Stored items from a collection:
»»

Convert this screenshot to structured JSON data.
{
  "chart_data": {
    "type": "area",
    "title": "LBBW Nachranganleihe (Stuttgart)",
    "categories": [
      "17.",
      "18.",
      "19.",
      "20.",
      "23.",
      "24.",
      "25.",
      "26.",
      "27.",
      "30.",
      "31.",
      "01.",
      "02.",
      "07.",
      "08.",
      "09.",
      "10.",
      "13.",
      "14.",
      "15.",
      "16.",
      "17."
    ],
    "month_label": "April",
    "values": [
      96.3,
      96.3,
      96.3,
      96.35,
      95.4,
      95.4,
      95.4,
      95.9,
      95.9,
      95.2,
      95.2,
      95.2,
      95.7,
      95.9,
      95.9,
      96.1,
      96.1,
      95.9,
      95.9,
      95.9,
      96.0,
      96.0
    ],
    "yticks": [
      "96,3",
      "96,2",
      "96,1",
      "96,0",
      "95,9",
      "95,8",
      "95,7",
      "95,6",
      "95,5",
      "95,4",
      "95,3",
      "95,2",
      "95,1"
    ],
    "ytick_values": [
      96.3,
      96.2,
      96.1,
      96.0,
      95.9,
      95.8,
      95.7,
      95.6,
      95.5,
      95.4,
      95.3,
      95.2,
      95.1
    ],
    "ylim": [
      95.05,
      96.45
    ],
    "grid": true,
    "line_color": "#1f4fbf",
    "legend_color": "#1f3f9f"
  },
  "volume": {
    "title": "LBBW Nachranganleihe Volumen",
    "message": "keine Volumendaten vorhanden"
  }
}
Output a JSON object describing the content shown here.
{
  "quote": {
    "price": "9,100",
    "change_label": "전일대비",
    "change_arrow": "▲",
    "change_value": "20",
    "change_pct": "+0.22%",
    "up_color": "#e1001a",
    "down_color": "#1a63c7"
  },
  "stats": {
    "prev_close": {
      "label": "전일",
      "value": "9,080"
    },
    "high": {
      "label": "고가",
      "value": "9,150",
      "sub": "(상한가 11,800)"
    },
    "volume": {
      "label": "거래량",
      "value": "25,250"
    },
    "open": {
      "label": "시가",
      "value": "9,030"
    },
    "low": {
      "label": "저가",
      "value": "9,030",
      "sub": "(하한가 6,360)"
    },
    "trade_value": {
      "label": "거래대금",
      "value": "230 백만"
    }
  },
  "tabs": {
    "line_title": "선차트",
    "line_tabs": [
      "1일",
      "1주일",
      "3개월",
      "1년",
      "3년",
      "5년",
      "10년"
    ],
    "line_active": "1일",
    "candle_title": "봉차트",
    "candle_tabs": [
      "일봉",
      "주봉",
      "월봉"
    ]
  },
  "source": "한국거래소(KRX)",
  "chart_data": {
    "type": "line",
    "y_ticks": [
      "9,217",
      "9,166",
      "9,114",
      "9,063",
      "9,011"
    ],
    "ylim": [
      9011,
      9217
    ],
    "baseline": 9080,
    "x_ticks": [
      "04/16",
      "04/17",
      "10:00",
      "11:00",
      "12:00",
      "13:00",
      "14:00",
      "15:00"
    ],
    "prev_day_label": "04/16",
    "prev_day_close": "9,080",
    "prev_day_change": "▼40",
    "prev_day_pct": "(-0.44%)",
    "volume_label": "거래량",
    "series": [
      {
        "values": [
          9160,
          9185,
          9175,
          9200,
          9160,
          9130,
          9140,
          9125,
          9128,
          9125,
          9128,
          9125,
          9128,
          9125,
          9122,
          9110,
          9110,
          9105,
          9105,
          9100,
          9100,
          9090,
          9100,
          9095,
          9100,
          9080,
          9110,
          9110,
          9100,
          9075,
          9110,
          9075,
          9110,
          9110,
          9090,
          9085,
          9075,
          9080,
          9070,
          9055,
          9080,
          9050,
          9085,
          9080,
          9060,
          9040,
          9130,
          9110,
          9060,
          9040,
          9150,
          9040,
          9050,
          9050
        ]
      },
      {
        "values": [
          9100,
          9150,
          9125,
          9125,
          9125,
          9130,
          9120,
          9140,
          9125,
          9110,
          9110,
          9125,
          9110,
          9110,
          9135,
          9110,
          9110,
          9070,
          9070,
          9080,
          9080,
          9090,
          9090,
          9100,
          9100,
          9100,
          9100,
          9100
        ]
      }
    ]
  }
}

««

■ Exercise description ■
Give the complete listing a second time, exactly as it reads.

■ Result of the task ■
Convert this screenshot to structured JSON data.
{
  "chart_data": {
    "type": "area",
    "title": "LBBW Nachranganleihe (Stuttgart)",
    "categories": [
      "17.",
      "18.",
      "19.",
      "20.",
      "23.",
      "24.",
      "25.",
      "26.",
      "27.",
      "30.",
      "31.",
      "01.",
      "02.",
      "07.",
      "08.",
      "09.",
      "10.",
      "13.",
      "14.",
      "15.",
      "16.",
      "17."
    ],
    "month_label": "April",
    "values": [
      96.3,
      96.3,
      96.3,
      96.35,
      95.4,
      95.4,
      95.4,
      95.9,
      95.9,
      95.2,
      95.2,
      95.2,
      95.7,
      95.9,
      95.9,
      96.1,
      96.1,
      95.9,
      95.9,
      95.9,
      96.0,
      96.0
    ],
    "yticks": [
      "96,3",
      "96,2",
      "96,1",
      "96,0",
      "95,9",
      "95,8",
      "95,7",
      "95,6",
      "95,5",
      "95,4",
      "95,3",
      "95,2",
      "95,1"
    ],
    "ytick_values": [
      96.3,
      96.2,
      96.1,
      96.0,
      95.9,
      95.8,
      95.7,
      95.6,
      95.5,
      95.4,
      95.3,
      95.2,
      95.1
    ],
    "ylim": [
      95.05,
      96.45
    ],
    "grid": true,
    "line_color": "#1f4fbf",
    "legend_color": "#1f3f9f"
  },
  "volume": {
    "title": "LBBW Nachranganleihe Volumen",
    "message": "keine Volumendaten vorhanden"
  }
}
Output a JSON object describing the content shown here.
{
  "quote": {
    "price": "9,100",
    "change_label": "전일대비",
    "change_arrow": "▲",
    "change_value": "20",
    "change_pct": "+0.22%",
    "up_color": "#e1001a",
    "down_color": "#1a63c7"
  },
  "stats": {
    "prev_close": {
      "label": "전일",
      "value": "9,080"
    },
    "high": {
      "label": "고가",
      "value": "9,150",
      "sub": "(상한가 11,800)"
    },
    "volume": {
      "label": "거래량",
      "value": "25,250"
    },
    "open": {
      "label": "시가",
      "value": "9,030"
    },
    "low": {
      "label": "저가",
      "value": "9,030",
      "sub": "(하한가 6,360)"
    },
    "trade_value": {
      "label": "거래대금",
      "value": "230 백만"
    }
  },
  "tabs": {
    "line_title": "선차트",
    "line_tabs": [
      "1일",
      "1주일",
      "3개월",
      "1년",
      "3년",
      "5년",
      "10년"
    ],
    "line_active": "1일",
    "candle_title": "봉차트",
    "candle_tabs": [
      "일봉",
      "주봉",
      "월봉"
    ]
  },
  "source": "한국거래소(KRX)",
  "chart_data": {
    "type": "line",
    "y_ticks": [
      "9,217",
      "9,166",
      "9,114",
      "9,063",
      "9,011"
    ],
    "ylim": [
      9011,
      9217
    ],
    "baseline": 9080,
    "x_ticks": [
      "04/16",
      "04/17",
      "10:00",
      "11:00",
      "12:00",
      "13:00",
      "14:00",
      "15:00"
    ],
    "prev_day_label": "04/16",
    "prev_day_close": "9,080",
    "prev_day_change": "▼40",
    "prev_day_pct": "(-0.44%)",
    "volume_label": "거래량",
    "series": [
      {
        "values": [
          9160,
          9185,
          9175,
          9200,
          9160,
          9130,
          9140,
          9125,
          9128,
          9125,
          9128,
          9125,
          9128,
          9125,
          9122,
          9110,
          9110,
          9105,
          9105,
          9100,
          9100,
          9090,
          9100,
          9095,
          9100,
          9080,
          9110,
          9110,
          9100,
          9075,
          9110,
          9075,
          9110,
          9110,
          9090,
          9085,
          9075,
          9080,
          9070,
          9055,
          9080,
          9050,
          9085,
          9080,
          9060,
          9040,
          9130,
          9110,
          9060,
          9040,
          9150,
          9040,
          9050,
          9050
        ]
      },
      {
        "values": [
          9100,
          9150,
          9125,
          9125,
          9125,
          9130,
          9120,
          9140,
          9125,
          9110,
          9110,
          9125,
          9110,
          9110,
          9135,
          9110,
          9110,
          9070,
          9070,
          9080,
          9080,
          9090,
          9090,
          9100,
          9100,
          9100,
          9100,
          9100
        ]
      }
    ]
  }
}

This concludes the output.